SHORT PROBLEM: Scan the lines below for "corpus"; report the number of lines that contain it, and only that.

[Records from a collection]
+ + + +

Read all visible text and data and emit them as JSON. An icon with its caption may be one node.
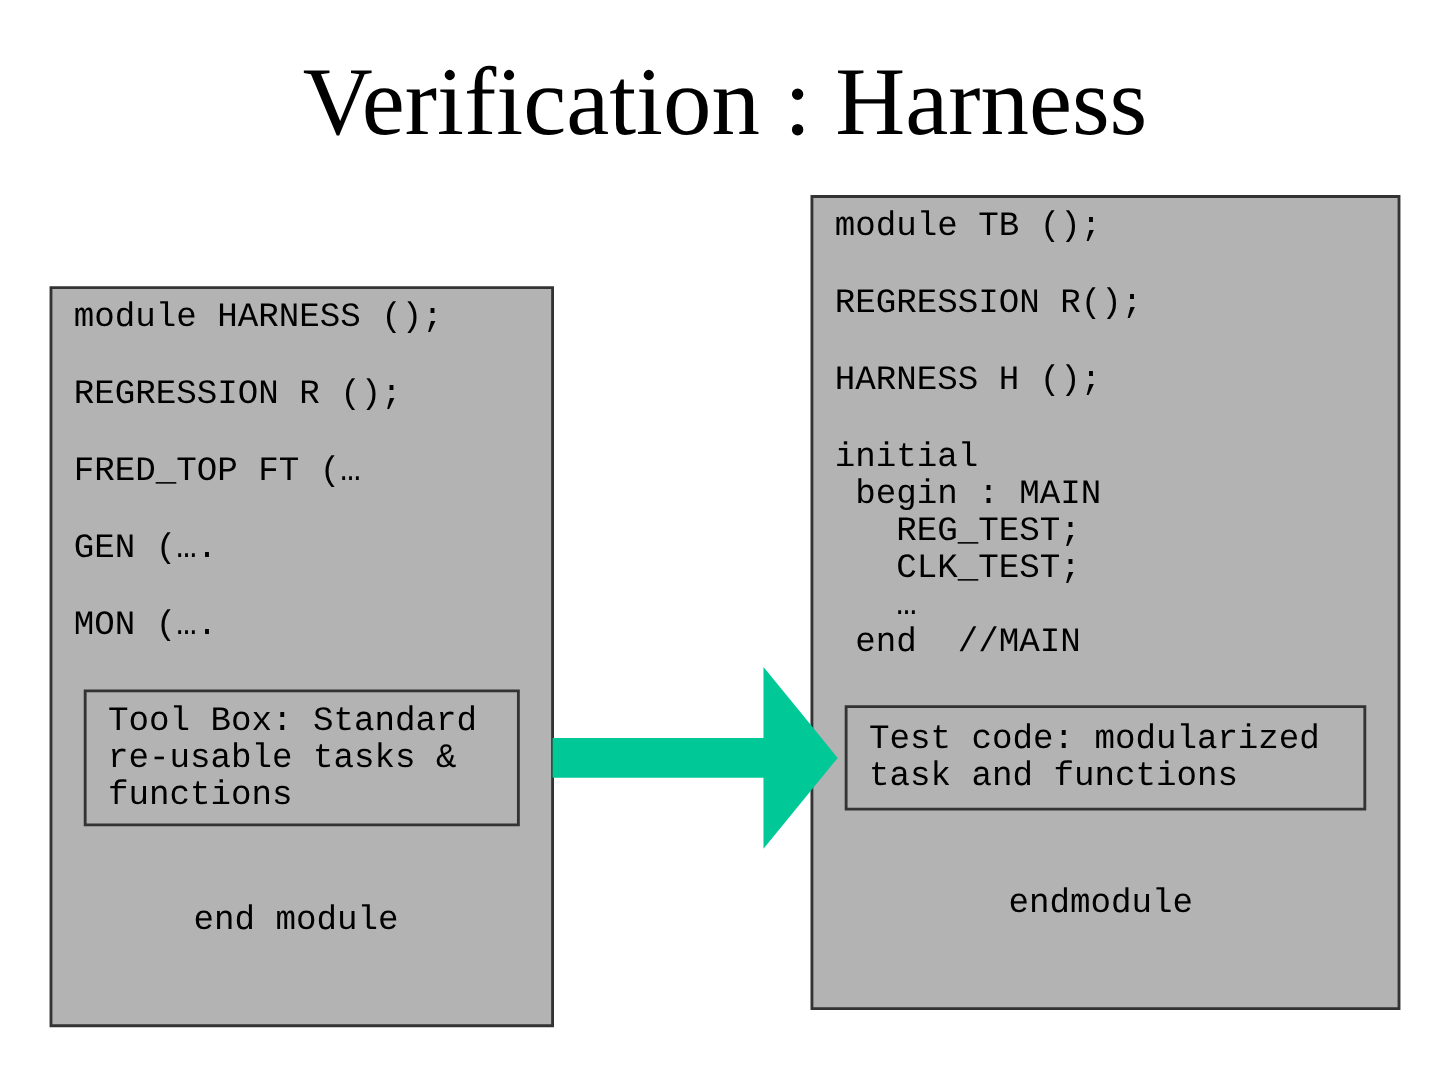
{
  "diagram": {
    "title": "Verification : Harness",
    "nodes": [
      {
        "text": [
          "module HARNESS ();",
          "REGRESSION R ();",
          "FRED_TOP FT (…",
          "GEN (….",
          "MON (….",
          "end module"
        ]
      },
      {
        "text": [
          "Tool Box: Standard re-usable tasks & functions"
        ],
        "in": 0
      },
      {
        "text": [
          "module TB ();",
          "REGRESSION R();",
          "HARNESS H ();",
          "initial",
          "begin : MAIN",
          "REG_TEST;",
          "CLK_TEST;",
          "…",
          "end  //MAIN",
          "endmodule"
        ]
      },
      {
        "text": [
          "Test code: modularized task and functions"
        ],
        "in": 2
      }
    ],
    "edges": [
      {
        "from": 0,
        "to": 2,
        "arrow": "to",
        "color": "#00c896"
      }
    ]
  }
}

+ + + +

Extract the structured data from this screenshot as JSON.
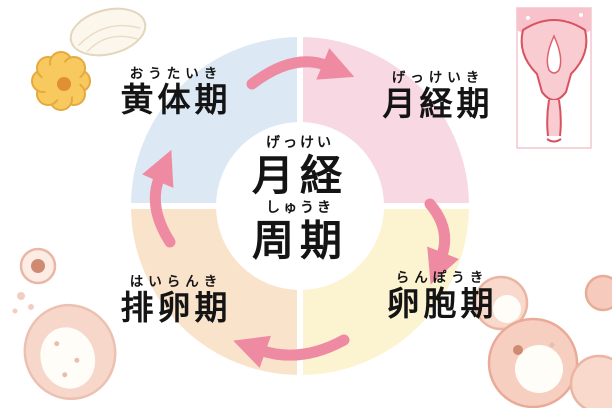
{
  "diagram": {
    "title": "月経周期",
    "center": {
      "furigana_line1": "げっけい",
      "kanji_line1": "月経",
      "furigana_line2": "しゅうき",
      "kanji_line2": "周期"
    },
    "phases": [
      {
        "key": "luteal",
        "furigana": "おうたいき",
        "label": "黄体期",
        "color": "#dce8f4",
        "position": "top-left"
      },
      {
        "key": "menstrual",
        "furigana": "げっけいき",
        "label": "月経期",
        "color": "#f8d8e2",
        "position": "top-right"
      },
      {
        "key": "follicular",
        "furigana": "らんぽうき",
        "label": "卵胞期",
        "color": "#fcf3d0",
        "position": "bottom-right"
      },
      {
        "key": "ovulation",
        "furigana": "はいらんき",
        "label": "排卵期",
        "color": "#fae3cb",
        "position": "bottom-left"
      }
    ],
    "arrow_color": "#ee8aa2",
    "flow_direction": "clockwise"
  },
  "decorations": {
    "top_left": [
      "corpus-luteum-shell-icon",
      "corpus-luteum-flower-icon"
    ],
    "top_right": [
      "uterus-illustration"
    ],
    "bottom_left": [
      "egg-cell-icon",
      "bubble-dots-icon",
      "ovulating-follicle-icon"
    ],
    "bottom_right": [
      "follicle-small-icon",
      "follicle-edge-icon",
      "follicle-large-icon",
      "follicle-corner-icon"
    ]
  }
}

+ + + +

SOLVED EXERCISE: 2